- HMS Vidette

History

United Kingdom
- Name: HMS Vidette
- Builder: Alexander Stephens & Sons Limited
- Laid down: 1 February 1917
- Launched: 28 February 1918
- Completed: 27 April 1918
- Fate: Sold for scrapping, 1947

General characteristics
- Class & type: Admiralty V-class destroyer

Service record
- Part of: 16th Destroyer Flotilla; 13th Destroyer Flotilla; Mid-Ocean Escort Force group B7;
- Operations: World War II; Attack on Mers-el-Kébir; Battle of the Atlantic;
- Victories: U-531; U-274; U-282; U-413; U-630;

= HMS Vidette (D48) =

Destroyer of the Royal Navy

HMS Vidette (D48) was an Admiralty V-class destroyer of the Royal Navy. Built at the end of the First World War, she served in the final months of that conflict, and saw extensive service in the inter war years and in World War II. She was an effective convoy escort and U-boat killer, being credited with the destruction of five U-boats during the Battle of the Atlantic.
HMS Vidette transported Spike Island Republican Prisoners to Bere Island Internment Camp in 1921. *Refer Spike Island’s Republican Prisoners, 1921 by Tom O’Neill MA.

==Construction==
Vidette was ordered under the 1916–17 War Emergency Programme from Alexander Stephens & Sons Limited in Linthouse, Govan. She was laid down on 1 February 1917, was launched on 28 February 1918, and completed on 27 April the same year.

Vidette served with the Grand Fleet to the end of World War I, and was placed in Reserve in 1923.
She spent most of the 1920s and 1930s in reserve, but was brought back to active service in 1939 for World War II. In the picture, taken probably in 1939, she is wearing the funnel bands of the 16th Destroyer Flotilla based at Portsmouth; one red over one white. Early in the war she would have landed the after set of torpedo tubes and shipped a QF 12 pounder 12 cwt gun in lieu.

Vidette received several refits and modifications during her service career. In 1923 she was equipped with submarine detection gear (ASDIC), one of the first British warships so outfitted. In 1939 she was refitted for convoy escort and anti-submarine warfare duty. In October 1941 during a refit at Gibraltar she received Type 286M radar.
In September 1942 she was converted to a Long-Range Escort, landing her torpedo equipment and receiving additional anti-submarine weapons. She also had boilers removed and replaced with fuel tanks, reducing her overall speed but enhancing her range and endurance.

==Service history==
At the outbreak of war in September 1939 Vidette was assigned to Gibraltar, as part of the 13th Destroyer Flotilla. She served there for the first three years, where she carried out convoy escort and general fleet duties.

In July 1940, after the fall of France, Vidette was with Force H during Operation Catapult, the neutralization of the French Fleet. On 3 July she was part of the screen for British ships shelling the French squadron at Mers-el-Kebir. Three days later she returned with Force H for Operation Lever, the sinking of the battleship Dunkerque.
In early November she took part in Operation Collar, running aircraft reinforcements to the Malta garrison, and on 27 November took part in the battle of Spartivento.

_GIVEN INFORMATION_
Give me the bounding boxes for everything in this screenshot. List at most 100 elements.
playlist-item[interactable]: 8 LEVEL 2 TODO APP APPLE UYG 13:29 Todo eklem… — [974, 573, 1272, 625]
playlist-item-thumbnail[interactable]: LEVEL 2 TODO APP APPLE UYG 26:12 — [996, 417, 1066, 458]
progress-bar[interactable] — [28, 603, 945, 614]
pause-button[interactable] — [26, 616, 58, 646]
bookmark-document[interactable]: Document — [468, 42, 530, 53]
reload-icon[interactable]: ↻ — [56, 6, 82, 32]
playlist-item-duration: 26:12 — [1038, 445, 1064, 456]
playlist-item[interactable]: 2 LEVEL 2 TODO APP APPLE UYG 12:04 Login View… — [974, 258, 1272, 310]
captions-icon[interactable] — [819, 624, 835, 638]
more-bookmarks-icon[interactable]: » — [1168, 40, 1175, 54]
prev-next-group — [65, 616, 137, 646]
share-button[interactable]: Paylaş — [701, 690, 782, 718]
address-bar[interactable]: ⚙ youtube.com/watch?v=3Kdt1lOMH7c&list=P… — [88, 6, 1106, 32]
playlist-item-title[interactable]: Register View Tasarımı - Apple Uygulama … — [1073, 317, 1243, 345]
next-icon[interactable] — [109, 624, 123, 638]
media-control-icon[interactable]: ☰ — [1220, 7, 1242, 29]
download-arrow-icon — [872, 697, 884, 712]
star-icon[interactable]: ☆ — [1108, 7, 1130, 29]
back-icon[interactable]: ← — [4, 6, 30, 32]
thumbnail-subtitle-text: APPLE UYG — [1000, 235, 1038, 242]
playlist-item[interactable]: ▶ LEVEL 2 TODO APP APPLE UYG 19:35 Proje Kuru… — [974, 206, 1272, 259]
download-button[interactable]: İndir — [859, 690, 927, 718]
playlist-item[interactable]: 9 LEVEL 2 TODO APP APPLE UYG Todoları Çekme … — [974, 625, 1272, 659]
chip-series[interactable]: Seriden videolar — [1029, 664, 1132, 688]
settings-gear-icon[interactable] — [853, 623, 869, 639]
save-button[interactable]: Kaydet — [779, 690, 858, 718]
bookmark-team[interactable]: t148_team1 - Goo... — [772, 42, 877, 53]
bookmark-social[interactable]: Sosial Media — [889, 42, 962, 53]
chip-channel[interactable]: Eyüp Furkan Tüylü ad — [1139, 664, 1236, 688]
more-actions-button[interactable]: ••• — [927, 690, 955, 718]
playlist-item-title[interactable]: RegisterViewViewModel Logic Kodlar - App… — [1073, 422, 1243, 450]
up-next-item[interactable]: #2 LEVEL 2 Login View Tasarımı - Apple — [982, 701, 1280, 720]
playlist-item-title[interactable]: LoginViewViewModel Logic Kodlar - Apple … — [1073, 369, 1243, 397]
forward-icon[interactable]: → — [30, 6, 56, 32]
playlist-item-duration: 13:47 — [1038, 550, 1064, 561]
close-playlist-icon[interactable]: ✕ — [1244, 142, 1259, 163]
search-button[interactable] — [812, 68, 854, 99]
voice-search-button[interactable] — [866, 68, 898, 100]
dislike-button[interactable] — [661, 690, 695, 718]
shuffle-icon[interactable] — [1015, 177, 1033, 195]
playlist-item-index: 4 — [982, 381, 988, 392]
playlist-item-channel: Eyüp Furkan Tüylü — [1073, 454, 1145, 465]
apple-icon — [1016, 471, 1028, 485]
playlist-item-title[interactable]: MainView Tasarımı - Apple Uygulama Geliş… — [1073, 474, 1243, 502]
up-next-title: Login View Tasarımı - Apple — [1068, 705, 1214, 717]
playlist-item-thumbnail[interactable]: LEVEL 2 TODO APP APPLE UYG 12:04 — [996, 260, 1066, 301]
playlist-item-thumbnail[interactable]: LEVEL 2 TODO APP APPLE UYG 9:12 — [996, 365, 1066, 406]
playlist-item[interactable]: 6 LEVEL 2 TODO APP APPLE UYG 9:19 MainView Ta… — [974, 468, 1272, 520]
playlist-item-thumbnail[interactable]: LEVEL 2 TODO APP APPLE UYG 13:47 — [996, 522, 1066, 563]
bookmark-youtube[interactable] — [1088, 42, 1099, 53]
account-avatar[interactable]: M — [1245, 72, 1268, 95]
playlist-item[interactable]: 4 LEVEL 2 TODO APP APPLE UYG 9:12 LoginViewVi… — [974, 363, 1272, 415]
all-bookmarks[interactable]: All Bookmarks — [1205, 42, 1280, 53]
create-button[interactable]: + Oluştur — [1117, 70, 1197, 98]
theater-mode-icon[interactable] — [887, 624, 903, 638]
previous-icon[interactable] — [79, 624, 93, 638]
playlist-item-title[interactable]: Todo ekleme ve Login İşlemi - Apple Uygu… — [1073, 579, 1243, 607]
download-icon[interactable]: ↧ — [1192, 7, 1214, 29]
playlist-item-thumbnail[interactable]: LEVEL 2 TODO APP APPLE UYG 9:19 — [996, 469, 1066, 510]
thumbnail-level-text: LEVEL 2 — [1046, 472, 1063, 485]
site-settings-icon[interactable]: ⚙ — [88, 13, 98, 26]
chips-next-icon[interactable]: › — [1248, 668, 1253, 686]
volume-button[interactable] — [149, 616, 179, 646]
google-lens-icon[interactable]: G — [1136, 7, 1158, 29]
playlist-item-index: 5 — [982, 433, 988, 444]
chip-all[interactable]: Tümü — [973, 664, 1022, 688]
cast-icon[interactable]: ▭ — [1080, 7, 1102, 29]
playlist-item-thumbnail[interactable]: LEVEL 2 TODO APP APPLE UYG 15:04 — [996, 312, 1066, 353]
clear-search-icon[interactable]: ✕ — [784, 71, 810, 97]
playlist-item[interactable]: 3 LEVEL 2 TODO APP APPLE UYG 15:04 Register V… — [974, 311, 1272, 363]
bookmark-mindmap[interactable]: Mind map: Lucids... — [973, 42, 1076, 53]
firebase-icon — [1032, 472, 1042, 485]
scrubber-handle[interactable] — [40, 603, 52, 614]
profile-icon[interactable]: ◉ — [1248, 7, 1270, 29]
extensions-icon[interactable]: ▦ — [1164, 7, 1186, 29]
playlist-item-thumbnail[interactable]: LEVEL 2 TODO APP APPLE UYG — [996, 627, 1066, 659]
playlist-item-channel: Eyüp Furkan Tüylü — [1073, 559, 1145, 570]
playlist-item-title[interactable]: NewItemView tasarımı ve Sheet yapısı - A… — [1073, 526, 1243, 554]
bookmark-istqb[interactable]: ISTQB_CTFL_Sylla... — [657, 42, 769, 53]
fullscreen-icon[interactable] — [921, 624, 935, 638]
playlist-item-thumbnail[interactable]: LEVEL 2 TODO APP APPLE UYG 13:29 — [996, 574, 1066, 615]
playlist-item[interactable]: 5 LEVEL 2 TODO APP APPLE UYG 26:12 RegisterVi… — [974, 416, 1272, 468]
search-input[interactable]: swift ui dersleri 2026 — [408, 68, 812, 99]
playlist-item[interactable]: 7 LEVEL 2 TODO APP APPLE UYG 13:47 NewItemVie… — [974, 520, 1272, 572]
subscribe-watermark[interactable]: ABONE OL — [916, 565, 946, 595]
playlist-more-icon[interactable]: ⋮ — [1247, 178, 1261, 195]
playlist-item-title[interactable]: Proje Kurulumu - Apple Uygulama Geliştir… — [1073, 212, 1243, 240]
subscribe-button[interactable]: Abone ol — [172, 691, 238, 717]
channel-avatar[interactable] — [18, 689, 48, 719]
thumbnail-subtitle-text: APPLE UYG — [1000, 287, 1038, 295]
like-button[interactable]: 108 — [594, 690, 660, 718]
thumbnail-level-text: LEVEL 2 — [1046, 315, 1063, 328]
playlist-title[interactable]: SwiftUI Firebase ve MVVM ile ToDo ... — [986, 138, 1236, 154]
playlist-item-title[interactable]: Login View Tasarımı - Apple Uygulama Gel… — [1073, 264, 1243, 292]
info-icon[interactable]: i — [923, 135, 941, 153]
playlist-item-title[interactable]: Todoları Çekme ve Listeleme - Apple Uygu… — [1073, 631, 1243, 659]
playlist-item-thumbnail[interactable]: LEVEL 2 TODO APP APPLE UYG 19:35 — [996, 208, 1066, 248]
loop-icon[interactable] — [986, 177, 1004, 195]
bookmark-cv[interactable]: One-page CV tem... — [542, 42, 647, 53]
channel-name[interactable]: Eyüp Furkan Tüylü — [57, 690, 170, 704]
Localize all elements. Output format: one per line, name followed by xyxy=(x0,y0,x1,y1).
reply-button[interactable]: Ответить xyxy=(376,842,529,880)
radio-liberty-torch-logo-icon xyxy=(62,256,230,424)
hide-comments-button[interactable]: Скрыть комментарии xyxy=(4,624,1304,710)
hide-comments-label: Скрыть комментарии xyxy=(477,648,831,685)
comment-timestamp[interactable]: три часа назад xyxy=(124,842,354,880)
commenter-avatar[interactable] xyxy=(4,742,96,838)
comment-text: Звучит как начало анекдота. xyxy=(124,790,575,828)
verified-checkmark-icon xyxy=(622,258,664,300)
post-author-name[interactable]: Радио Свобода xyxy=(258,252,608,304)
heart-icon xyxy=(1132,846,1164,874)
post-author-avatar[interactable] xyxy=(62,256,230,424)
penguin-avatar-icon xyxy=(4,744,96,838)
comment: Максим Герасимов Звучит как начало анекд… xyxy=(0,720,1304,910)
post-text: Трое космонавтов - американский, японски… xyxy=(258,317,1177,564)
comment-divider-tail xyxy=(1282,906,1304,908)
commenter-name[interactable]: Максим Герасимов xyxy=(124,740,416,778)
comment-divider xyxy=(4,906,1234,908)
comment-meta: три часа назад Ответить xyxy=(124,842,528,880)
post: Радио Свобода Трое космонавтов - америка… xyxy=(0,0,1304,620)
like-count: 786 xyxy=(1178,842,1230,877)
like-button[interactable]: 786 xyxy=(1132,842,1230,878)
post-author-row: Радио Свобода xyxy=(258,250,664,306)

_WRITTEN PROBLEM A_
In the HMS Vidette article, the ship had boilers removed and replaced with fuel tanks during her September 1942 conversion. In one to three sentences, explain what this change cost her and what it gained her.
_WRITTEN PROBLEM B_
Output the stretch of the HMS Vidette article from "In July 1940, after" through "the battleship Dunkerque.", copied word for word.

_EXERCISE RESULT A_
Replacing boilers with fuel tanks reduced Vidette's overall speed. In return, it enhanced her range and endurance as part of her conversion to a Long-Range Escort.

_EXERCISE RESULT B_
In July 1940, after the fall of France, Vidette was with Force H during Operation Catapult, the neutralization of the French Fleet. On 3 July she was part of the screen for British ships shelling the French squadron at Mers-el-Kebir. Three days later she returned with Force H for Operation Lever, the sinking of the battleship Dunkerque.